◆ The task ◆
Copy out the listing exactly.

****************************************

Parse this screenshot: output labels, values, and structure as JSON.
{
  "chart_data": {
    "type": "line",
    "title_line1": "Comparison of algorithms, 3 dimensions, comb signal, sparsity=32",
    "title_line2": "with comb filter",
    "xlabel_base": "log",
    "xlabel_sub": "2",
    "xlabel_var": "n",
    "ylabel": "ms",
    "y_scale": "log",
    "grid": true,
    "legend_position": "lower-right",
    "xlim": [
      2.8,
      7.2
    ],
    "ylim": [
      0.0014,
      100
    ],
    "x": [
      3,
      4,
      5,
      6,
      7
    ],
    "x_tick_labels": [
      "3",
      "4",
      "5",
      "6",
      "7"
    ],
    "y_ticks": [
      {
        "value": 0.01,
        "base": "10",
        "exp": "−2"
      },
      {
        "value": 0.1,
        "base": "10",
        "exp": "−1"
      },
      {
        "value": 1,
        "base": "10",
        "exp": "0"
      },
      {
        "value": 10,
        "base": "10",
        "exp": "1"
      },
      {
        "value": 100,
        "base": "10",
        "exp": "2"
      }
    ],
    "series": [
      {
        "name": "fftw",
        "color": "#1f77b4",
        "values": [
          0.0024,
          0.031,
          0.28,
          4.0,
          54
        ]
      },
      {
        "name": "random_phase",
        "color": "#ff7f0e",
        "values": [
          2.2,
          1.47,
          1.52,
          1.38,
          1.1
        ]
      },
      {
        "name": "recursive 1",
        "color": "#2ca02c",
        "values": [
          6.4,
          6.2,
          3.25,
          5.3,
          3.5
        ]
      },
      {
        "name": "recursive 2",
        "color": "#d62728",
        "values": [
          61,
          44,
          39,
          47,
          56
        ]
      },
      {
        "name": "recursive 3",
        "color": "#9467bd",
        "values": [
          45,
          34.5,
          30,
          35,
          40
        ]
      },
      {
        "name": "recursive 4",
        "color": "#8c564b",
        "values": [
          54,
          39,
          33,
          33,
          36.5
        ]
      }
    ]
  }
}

****************************************

◆ Final result ◆
Parse this screenshot: output labels, values, and structure as JSON.
{
  "chart_data": {
    "type": "line",
    "title_line1": "Comparison of algorithms, 3 dimensions, comb signal, sparsity=32",
    "title_line2": "with comb filter",
    "xlabel_base": "log",
    "xlabel_sub": "2",
    "xlabel_var": "n",
    "ylabel": "ms",
    "y_scale": "log",
    "grid": true,
    "legend_position": "lower-right",
    "xlim": [
      2.8,
      7.2
    ],
    "ylim": [
      0.0014,
      100
    ],
    "x": [
      3,
      4,
      5,
      6,
      7
    ],
    "x_tick_labels": [
      "3",
      "4",
      "5",
      "6",
      "7"
    ],
    "y_ticks": [
      {
        "value": 0.01,
        "base": "10",
        "exp": "−2"
      },
      {
        "value": 0.1,
        "base": "10",
        "exp": "−1"
      },
      {
        "value": 1,
        "base": "10",
        "exp": "0"
      },
      {
        "value": 10,
        "base": "10",
        "exp": "1"
      },
      {
        "value": 100,
        "base": "10",
        "exp": "2"
      }
    ],
    "series": [
      {
        "name": "fftw",
        "color": "#1f77b4",
        "values": [
          0.0024,
          0.031,
          0.28,
          4.0,
          54
        ]
      },
      {
        "name": "random_phase",
        "color": "#ff7f0e",
        "values": [
          2.2,
          1.47,
          1.52,
          1.38,
          1.1
        ]
      },
      {
        "name": "recursive 1",
        "color": "#2ca02c",
        "values": [
          6.4,
          6.2,
          3.25,
          5.3,
          3.5
        ]
      },
      {
        "name": "recursive 2",
        "color": "#d62728",
        "values": [
          61,
          44,
          39,
          47,
          56
        ]
      },
      {
        "name": "recursive 3",
        "color": "#9467bd",
        "values": [
          45,
          34.5,
          30,
          35,
          40
        ]
      },
      {
        "name": "recursive 4",
        "color": "#8c564b",
        "values": [
          54,
          39,
          33,
          33,
          36.5
        ]
      }
    ]
  }
}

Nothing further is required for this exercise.